[Extracted records]
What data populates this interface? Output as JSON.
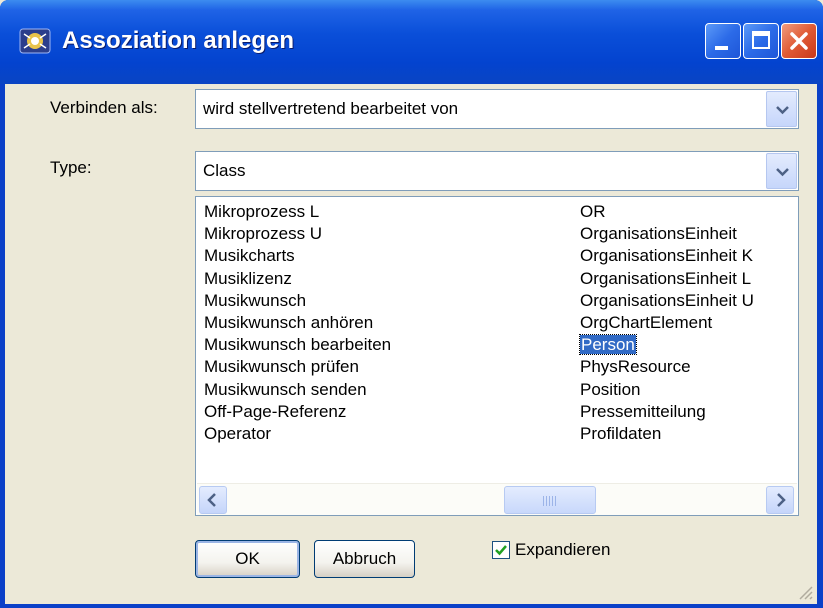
{
  "window": {
    "title": "Assoziation anlegen"
  },
  "form": {
    "verbinden_label": "Verbinden als:",
    "verbinden_value": "wird stellvertretend bearbeitet von",
    "type_label": "Type:",
    "type_value": "Class"
  },
  "list": {
    "left": [
      "Mikroprozess L",
      "Mikroprozess U",
      "Musikcharts",
      "Musiklizenz",
      "Musikwunsch",
      "Musikwunsch anhören",
      "Musikwunsch bearbeiten",
      "Musikwunsch prüfen",
      "Musikwunsch senden",
      "Off-Page-Referenz",
      "Operator"
    ],
    "right": [
      "OR",
      "OrganisationsEinheit",
      "OrganisationsEinheit K",
      "OrganisationsEinheit L",
      "OrganisationsEinheit U",
      "OrgChartElement",
      "Person",
      "PhysResource",
      "Position",
      "Pressemitteilung",
      "Profildaten"
    ],
    "selected": "Person"
  },
  "buttons": {
    "ok": "OK",
    "cancel": "Abbruch"
  },
  "checkbox": {
    "label": "Expandieren",
    "checked": true
  },
  "colors": {
    "titlebar": "#0A4FD9",
    "dialog_bg": "#ECE9D8",
    "selection": "#316AC5"
  }
}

◆ **GIVEN REQUEST**
Leaving aside the images, write out the entries above word for word.

◆ **IN RESPONSE**
What data populates this interface? Output as JSON.
{
  "window": {
    "title": "Assoziation anlegen"
  },
  "form": {
    "verbinden_label": "Verbinden als:",
    "verbinden_value": "wird stellvertretend bearbeitet von",
    "type_label": "Type:",
    "type_value": "Class"
  },
  "list": {
    "left": [
      "Mikroprozess L",
      "Mikroprozess U",
      "Musikcharts",
      "Musiklizenz",
      "Musikwunsch",
      "Musikwunsch anhören",
      "Musikwunsch bearbeiten",
      "Musikwunsch prüfen",
      "Musikwunsch senden",
      "Off-Page-Referenz",
      "Operator"
    ],
    "right": [
      "OR",
      "OrganisationsEinheit",
      "OrganisationsEinheit K",
      "OrganisationsEinheit L",
      "OrganisationsEinheit U",
      "OrgChartElement",
      "Person",
      "PhysResource",
      "Position",
      "Pressemitteilung",
      "Profildaten"
    ],
    "selected": "Person"
  },
  "buttons": {
    "ok": "OK",
    "cancel": "Abbruch"
  },
  "checkbox": {
    "label": "Expandieren",
    "checked": true
  },
  "colors": {
    "titlebar": "#0A4FD9",
    "dialog_bg": "#ECE9D8",
    "selection": "#316AC5"
  }
}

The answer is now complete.